◆ **SET EXERCISE**
Give a count of the lines below that have the string "comunicado" in them, with no other words.

======== INPUT MATERIAL ========

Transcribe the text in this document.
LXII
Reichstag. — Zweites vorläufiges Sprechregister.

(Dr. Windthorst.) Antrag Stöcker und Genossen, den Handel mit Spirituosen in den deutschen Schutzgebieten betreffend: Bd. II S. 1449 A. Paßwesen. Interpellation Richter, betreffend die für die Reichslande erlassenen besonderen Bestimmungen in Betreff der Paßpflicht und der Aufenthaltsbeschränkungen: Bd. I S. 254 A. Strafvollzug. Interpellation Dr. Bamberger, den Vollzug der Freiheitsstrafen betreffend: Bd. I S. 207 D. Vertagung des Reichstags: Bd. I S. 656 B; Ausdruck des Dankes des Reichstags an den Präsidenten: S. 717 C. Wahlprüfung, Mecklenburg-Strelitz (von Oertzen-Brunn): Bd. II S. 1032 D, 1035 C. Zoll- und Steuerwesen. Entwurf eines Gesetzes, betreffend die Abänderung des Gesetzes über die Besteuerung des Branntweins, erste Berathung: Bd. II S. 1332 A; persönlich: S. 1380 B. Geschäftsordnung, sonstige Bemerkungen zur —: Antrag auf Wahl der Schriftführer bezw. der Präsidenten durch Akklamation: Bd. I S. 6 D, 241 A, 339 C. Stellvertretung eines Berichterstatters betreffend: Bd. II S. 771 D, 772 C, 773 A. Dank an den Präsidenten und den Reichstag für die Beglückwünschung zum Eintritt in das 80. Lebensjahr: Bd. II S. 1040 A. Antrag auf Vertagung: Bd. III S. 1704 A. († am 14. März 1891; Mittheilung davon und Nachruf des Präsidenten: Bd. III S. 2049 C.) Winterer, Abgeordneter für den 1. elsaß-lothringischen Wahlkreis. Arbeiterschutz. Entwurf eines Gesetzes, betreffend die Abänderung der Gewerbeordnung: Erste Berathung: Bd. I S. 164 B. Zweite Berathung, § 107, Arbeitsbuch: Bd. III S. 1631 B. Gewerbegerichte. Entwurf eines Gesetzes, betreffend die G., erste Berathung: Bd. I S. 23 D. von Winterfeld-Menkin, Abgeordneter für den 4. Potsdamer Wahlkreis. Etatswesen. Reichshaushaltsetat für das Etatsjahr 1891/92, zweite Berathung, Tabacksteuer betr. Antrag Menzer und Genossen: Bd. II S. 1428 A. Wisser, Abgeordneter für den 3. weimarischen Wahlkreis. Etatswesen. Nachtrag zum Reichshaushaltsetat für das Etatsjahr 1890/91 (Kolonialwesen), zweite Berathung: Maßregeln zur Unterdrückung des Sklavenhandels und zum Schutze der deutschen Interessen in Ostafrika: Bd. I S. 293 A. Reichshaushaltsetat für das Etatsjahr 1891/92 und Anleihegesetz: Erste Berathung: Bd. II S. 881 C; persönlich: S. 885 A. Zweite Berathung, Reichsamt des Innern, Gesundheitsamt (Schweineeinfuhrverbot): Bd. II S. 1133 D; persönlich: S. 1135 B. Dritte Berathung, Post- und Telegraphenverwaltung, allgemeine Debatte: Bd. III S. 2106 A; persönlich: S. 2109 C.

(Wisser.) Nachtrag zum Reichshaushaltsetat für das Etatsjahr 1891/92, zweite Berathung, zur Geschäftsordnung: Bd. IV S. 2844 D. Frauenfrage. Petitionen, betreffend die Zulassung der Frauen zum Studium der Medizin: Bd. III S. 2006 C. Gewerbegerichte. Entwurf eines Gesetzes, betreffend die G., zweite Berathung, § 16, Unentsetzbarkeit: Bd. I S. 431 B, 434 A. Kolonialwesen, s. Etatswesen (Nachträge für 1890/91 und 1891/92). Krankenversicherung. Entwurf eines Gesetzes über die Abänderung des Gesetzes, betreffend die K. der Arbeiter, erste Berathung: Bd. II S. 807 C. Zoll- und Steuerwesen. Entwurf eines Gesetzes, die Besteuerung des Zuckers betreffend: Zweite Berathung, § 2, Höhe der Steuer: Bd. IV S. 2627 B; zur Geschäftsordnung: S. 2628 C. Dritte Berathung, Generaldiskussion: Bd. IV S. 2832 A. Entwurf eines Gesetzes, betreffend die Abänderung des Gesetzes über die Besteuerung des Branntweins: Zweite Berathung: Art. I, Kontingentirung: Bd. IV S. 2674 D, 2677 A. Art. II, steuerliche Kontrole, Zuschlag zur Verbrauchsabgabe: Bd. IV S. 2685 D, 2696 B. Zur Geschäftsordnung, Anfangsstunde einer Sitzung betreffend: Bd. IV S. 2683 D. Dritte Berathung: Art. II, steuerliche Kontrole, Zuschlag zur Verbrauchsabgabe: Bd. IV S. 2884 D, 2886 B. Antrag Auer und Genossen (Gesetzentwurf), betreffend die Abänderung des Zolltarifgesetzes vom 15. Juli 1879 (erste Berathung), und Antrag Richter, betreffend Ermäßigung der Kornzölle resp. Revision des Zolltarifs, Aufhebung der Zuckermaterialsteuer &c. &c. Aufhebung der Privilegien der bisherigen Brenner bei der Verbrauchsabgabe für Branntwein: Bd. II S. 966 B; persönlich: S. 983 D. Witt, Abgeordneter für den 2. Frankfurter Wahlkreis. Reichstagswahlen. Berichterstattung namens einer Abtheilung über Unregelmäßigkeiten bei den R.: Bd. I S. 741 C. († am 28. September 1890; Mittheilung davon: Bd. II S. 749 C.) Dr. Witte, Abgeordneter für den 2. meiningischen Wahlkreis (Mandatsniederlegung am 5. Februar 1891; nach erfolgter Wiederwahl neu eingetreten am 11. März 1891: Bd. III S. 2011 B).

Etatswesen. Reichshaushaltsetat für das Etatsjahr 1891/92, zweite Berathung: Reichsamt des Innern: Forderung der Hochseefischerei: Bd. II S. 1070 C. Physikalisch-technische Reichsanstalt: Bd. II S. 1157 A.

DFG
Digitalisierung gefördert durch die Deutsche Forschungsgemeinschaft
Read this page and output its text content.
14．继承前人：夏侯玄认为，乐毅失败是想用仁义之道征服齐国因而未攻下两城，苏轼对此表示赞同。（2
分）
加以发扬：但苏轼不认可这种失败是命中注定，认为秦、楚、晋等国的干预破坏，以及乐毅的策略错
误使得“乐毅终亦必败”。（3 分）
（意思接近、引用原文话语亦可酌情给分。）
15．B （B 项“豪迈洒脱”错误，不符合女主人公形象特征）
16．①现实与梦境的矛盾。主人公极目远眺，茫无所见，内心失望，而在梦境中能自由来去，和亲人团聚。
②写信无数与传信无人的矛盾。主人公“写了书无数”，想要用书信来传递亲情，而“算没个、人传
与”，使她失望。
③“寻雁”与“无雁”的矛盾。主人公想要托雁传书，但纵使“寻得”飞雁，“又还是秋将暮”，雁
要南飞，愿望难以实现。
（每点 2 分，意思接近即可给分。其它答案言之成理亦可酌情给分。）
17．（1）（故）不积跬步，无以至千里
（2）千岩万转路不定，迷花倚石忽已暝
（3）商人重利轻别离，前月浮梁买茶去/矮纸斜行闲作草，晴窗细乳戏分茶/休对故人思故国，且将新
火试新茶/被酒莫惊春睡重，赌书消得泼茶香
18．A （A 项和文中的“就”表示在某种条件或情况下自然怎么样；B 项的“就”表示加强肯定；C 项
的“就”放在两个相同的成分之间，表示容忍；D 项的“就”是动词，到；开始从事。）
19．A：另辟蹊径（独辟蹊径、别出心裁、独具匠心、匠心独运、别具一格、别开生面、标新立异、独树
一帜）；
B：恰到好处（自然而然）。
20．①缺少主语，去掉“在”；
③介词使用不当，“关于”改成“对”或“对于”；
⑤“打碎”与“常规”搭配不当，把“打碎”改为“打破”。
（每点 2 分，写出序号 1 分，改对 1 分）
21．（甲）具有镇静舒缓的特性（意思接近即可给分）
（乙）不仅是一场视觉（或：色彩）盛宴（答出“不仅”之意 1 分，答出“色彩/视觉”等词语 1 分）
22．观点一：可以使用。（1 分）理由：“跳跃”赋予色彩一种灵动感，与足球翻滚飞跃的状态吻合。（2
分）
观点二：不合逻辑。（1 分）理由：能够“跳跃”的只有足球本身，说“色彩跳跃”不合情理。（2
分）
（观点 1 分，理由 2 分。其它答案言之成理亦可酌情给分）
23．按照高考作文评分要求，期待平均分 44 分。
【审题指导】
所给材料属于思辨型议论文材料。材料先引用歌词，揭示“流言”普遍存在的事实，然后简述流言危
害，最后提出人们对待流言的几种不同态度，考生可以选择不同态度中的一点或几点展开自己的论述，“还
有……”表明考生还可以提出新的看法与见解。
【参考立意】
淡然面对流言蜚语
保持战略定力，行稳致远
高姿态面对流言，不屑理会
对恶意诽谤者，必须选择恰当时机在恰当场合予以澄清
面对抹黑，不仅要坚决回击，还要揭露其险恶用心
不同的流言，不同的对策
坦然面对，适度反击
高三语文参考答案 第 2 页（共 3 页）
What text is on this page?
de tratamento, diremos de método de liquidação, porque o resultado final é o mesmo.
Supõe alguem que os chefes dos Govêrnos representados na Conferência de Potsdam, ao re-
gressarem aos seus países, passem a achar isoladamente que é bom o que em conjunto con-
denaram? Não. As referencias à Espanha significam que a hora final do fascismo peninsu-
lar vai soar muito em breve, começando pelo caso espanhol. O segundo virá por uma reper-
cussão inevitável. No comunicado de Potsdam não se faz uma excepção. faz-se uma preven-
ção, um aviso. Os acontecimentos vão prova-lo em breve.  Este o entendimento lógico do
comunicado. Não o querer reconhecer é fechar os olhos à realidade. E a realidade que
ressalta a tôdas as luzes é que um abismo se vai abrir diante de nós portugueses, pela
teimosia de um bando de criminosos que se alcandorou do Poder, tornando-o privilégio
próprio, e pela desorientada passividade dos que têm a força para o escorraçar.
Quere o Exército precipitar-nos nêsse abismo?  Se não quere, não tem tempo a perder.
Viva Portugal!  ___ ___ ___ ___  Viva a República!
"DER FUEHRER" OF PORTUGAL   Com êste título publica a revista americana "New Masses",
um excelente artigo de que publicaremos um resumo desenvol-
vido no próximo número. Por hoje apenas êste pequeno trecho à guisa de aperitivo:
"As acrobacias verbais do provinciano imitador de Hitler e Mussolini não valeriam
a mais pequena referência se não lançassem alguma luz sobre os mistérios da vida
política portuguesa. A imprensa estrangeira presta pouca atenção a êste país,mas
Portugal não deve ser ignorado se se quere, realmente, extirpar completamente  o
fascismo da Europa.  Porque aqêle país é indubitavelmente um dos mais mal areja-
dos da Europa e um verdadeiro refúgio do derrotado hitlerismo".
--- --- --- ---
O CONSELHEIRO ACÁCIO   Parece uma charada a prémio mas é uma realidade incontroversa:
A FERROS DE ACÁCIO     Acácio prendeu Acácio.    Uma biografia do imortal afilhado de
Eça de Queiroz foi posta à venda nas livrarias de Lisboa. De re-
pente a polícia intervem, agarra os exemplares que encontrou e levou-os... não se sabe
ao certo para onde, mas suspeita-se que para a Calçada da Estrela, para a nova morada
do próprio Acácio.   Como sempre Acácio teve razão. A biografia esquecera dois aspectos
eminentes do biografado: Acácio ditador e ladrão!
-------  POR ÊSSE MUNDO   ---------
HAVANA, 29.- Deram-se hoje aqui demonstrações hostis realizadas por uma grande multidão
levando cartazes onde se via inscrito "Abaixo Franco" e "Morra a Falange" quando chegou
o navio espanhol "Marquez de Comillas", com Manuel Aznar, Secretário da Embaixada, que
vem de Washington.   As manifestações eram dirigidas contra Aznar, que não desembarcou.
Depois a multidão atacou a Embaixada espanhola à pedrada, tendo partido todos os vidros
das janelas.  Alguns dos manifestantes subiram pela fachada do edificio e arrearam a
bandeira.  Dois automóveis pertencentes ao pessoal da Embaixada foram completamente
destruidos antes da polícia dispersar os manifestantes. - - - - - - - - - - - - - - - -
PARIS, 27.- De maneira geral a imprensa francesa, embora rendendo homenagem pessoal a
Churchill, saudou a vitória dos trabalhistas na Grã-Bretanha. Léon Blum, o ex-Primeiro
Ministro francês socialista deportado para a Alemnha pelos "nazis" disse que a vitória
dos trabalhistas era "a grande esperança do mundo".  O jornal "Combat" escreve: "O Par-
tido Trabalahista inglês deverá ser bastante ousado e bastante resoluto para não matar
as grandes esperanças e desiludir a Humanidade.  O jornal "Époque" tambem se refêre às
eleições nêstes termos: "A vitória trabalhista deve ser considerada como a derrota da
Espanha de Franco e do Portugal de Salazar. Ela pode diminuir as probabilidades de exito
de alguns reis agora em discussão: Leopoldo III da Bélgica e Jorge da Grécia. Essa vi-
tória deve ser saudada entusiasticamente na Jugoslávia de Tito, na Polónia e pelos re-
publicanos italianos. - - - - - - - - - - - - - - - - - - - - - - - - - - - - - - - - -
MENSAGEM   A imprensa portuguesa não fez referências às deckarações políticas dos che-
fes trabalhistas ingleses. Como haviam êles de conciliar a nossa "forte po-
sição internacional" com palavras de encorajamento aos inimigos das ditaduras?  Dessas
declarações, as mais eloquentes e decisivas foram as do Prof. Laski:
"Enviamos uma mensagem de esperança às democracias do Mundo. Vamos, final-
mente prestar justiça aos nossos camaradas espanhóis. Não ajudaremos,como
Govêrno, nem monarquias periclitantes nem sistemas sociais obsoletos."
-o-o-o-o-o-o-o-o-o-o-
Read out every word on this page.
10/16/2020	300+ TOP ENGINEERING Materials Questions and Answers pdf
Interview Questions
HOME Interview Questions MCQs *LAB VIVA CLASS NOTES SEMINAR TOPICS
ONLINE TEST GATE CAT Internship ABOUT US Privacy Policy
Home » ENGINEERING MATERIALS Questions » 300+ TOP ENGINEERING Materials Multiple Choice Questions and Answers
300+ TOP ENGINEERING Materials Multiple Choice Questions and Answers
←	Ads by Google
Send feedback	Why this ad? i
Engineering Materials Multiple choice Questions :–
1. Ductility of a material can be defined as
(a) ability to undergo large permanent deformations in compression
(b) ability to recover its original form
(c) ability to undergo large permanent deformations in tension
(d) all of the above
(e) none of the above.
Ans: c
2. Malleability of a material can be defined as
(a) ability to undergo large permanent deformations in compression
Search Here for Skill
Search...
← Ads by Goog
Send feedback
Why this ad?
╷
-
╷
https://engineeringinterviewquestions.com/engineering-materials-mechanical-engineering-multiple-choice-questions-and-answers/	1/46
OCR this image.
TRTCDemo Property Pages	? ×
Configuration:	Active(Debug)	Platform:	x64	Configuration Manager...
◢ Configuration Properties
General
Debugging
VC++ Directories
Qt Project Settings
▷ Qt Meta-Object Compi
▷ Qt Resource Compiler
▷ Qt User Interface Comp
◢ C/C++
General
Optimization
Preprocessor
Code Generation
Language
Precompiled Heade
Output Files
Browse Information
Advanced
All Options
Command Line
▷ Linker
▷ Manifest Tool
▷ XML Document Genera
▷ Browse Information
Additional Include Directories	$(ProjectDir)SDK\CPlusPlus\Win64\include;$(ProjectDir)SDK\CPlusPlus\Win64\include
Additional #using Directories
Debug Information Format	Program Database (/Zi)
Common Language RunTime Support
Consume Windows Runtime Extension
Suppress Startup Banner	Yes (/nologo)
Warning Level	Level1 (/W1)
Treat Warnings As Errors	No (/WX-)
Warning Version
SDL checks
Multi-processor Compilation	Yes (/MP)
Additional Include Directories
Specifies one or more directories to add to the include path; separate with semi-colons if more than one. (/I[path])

========

◆ **RESPONSE**
2